= What is asked =
Could you copy every line from the material below in which "title" appears?

= Data entries =

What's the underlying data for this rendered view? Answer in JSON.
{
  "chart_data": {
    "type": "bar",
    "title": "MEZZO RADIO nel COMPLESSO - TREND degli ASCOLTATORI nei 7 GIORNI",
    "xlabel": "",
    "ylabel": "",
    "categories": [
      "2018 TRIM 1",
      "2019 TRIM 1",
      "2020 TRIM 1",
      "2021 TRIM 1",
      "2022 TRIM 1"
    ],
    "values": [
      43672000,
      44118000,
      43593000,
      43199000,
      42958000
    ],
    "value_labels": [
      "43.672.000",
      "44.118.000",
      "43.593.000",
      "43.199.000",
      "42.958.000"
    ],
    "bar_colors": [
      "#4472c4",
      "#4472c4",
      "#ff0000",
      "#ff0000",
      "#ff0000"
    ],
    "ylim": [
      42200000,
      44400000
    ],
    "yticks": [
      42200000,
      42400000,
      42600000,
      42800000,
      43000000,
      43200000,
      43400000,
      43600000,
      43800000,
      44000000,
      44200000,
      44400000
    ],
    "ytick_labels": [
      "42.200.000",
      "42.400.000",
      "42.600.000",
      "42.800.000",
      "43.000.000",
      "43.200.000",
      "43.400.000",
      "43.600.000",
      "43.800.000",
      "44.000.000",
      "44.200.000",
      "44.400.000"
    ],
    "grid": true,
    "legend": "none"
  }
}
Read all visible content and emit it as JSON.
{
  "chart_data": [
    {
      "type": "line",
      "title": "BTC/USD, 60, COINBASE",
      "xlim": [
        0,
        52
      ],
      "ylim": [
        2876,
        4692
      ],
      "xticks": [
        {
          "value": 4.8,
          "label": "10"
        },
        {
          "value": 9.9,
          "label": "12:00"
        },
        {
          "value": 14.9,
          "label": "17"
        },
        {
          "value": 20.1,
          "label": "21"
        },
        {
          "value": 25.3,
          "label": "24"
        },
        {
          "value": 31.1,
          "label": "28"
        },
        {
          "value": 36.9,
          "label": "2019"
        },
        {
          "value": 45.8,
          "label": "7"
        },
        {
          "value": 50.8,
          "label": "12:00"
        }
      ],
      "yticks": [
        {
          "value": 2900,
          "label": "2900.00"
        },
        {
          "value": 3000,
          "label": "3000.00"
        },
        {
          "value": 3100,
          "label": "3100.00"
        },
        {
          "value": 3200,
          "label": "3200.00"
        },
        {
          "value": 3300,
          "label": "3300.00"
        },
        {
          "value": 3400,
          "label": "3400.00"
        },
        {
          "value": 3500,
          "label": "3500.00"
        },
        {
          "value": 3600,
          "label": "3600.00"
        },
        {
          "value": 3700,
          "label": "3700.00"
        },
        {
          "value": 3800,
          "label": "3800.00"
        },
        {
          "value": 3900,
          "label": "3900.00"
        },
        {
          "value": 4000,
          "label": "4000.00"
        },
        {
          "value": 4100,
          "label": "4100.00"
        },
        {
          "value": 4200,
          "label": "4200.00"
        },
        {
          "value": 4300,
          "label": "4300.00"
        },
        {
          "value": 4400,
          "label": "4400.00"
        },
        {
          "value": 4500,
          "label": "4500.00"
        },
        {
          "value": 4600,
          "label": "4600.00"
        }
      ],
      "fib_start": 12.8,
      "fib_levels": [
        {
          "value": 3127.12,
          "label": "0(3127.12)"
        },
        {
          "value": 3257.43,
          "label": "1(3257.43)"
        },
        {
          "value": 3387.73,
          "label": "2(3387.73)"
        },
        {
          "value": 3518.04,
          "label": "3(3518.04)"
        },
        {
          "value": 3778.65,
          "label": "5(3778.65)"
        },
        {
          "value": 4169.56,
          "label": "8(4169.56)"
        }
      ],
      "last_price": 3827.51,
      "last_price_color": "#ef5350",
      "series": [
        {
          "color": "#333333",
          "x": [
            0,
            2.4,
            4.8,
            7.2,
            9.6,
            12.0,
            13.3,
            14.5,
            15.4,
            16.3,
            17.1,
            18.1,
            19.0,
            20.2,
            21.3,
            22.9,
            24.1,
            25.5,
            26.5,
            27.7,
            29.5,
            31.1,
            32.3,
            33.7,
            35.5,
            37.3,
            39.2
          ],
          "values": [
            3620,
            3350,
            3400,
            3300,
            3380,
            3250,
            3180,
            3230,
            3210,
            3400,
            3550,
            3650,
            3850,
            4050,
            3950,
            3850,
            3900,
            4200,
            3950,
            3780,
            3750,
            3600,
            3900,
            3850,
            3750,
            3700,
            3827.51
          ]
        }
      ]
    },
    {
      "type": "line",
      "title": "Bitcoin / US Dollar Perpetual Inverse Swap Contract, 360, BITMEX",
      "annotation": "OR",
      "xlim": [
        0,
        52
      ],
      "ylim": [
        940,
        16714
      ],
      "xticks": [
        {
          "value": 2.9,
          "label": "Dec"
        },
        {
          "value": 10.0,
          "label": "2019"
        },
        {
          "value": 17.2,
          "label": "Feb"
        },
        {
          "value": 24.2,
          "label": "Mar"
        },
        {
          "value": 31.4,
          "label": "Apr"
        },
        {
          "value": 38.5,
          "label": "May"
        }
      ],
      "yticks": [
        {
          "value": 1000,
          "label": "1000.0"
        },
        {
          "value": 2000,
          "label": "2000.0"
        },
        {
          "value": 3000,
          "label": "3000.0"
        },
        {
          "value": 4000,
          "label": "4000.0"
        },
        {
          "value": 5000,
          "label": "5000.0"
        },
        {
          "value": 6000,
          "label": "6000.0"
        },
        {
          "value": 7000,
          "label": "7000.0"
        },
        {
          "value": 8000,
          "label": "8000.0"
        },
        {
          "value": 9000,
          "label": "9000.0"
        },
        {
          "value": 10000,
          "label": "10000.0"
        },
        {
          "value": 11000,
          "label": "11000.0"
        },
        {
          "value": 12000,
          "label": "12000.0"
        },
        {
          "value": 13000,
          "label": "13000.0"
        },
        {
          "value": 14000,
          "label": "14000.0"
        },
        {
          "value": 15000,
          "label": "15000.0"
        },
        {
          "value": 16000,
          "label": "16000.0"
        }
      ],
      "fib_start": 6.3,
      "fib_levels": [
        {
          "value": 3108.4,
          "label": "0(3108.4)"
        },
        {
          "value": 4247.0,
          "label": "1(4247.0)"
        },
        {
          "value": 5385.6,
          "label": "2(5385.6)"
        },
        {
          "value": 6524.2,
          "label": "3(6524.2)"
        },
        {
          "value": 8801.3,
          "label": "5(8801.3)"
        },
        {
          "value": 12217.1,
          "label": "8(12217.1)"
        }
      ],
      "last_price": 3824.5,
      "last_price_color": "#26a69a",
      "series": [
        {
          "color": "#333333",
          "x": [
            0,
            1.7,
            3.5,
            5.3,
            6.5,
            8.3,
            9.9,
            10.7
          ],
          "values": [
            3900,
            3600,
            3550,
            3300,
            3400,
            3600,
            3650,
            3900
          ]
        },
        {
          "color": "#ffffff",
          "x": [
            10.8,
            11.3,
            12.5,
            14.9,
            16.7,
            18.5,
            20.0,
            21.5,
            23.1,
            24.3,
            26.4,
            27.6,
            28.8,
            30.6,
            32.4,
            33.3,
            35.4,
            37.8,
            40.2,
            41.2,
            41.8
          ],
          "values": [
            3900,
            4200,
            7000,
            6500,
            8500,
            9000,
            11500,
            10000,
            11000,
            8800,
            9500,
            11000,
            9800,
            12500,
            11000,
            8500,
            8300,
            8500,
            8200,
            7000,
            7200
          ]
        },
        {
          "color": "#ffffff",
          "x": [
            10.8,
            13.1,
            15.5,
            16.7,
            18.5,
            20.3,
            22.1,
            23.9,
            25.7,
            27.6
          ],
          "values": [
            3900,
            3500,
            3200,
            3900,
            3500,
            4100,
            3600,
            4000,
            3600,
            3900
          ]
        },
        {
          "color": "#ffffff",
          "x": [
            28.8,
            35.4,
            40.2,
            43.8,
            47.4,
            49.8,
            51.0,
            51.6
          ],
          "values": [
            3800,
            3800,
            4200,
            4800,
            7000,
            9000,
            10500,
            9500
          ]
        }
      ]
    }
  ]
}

= Response to the task =
    "title": "MEZZO RADIO nel COMPLESSO - TREND degli ASCOLTATORI nei 7 GIORNI",
      "title": "BTC/USD, 60, COINBASE",
      "title": "Bitcoin / US Dollar Perpetual Inverse Swap Contract, 360, BITMEX",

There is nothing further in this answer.